## begin Listed entries

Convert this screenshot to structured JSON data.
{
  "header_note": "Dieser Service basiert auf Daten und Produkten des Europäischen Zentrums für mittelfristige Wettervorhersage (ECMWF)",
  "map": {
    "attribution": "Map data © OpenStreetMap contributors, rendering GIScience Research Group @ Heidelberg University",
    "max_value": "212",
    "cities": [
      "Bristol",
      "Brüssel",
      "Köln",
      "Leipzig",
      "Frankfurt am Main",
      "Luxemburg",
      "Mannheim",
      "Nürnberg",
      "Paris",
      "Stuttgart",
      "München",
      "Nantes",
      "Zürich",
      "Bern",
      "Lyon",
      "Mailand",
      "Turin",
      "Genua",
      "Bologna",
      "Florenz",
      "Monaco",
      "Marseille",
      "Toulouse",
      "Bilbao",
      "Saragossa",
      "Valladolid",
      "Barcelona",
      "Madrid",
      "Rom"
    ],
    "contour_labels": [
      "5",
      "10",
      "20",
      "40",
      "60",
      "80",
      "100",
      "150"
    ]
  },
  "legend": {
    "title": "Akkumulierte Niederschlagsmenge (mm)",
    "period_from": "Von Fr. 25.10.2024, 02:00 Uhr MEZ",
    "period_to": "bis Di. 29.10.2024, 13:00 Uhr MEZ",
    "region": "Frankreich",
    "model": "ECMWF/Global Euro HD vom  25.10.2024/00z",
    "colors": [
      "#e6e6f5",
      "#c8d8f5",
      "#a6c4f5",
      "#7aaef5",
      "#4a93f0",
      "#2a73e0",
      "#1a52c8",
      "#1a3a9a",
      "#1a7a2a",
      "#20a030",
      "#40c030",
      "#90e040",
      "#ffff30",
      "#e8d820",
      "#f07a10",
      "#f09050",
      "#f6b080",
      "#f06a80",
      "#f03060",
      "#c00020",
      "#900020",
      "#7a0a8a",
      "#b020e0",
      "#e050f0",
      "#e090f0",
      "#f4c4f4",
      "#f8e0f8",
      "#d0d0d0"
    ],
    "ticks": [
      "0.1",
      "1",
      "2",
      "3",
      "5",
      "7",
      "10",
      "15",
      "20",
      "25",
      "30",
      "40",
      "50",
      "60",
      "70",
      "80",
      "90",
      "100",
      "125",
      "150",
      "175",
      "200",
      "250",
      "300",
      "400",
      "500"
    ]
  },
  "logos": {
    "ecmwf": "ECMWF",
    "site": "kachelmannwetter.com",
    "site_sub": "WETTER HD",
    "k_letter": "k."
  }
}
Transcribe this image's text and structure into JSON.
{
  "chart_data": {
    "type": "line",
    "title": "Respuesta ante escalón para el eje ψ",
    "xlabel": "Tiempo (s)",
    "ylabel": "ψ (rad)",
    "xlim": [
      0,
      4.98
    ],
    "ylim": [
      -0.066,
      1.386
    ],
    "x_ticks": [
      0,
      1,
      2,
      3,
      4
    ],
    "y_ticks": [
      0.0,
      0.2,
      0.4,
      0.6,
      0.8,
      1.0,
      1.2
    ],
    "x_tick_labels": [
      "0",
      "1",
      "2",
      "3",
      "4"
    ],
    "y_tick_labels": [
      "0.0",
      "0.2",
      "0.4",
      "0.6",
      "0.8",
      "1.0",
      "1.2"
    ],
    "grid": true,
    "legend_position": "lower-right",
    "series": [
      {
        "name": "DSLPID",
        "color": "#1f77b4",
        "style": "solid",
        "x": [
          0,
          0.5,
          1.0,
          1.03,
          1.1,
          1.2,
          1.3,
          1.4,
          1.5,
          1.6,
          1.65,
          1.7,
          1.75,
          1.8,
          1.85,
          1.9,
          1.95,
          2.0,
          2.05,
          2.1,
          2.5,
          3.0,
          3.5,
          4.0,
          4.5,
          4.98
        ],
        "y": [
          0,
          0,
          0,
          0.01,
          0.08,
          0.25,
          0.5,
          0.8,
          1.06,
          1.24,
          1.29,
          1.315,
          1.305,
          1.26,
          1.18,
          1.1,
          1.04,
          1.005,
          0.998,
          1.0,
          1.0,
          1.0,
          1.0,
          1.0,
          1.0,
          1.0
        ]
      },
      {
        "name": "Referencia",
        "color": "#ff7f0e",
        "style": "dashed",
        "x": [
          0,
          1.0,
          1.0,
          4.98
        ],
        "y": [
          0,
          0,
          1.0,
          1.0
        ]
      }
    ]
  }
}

## end Listed entries

- Prompt -
Repeat only the stretch of lines that opens with the line containing "Transcribe this image's" and closes with the final line of the entries, both included, exactly as written.

- Final result -
Transcribe this image's text and structure into JSON.
{
  "chart_data": {
    "type": "line",
    "title": "Respuesta ante escalón para el eje ψ",
    "xlabel": "Tiempo (s)",
    "ylabel": "ψ (rad)",
    "xlim": [
      0,
      4.98
    ],
    "ylim": [
      -0.066,
      1.386
    ],
    "x_ticks": [
      0,
      1,
      2,
      3,
      4
    ],
    "y_ticks": [
      0.0,
      0.2,
      0.4,
      0.6,
      0.8,
      1.0,
      1.2
    ],
    "x_tick_labels": [
      "0",
      "1",
      "2",
      "3",
      "4"
    ],
    "y_tick_labels": [
      "0.0",
      "0.2",
      "0.4",
      "0.6",
      "0.8",
      "1.0",
      "1.2"
    ],
    "grid": true,
    "legend_position": "lower-right",
    "series": [
      {
        "name": "DSLPID",
        "color": "#1f77b4",
        "style": "solid",
        "x": [
          0,
          0.5,
          1.0,
          1.03,
          1.1,
          1.2,
          1.3,
          1.4,
          1.5,
          1.6,
          1.65,
          1.7,
          1.75,
          1.8,
          1.85,
          1.9,
          1.95,
          2.0,
          2.05,
          2.1,
          2.5,
          3.0,
          3.5,
          4.0,
          4.5,
          4.98
        ],
        "y": [
          0,
          0,
          0,
          0.01,
          0.08,
          0.25,
          0.5,
          0.8,
          1.06,
          1.24,
          1.29,
          1.315,
          1.305,
          1.26,
          1.18,
          1.1,
          1.04,
          1.005,
          0.998,
          1.0,
          1.0,
          1.0,
          1.0,
          1.0,
          1.0,
          1.0
        ]
      },
      {
        "name": "Referencia",
        "color": "#ff7f0e",
        "style": "dashed",
        "x": [
          0,
          1.0,
          1.0,
          4.98
        ],
        "y": [
          0,
          0,
          1.0,
          1.0
        ]
      }
    ]
  }
}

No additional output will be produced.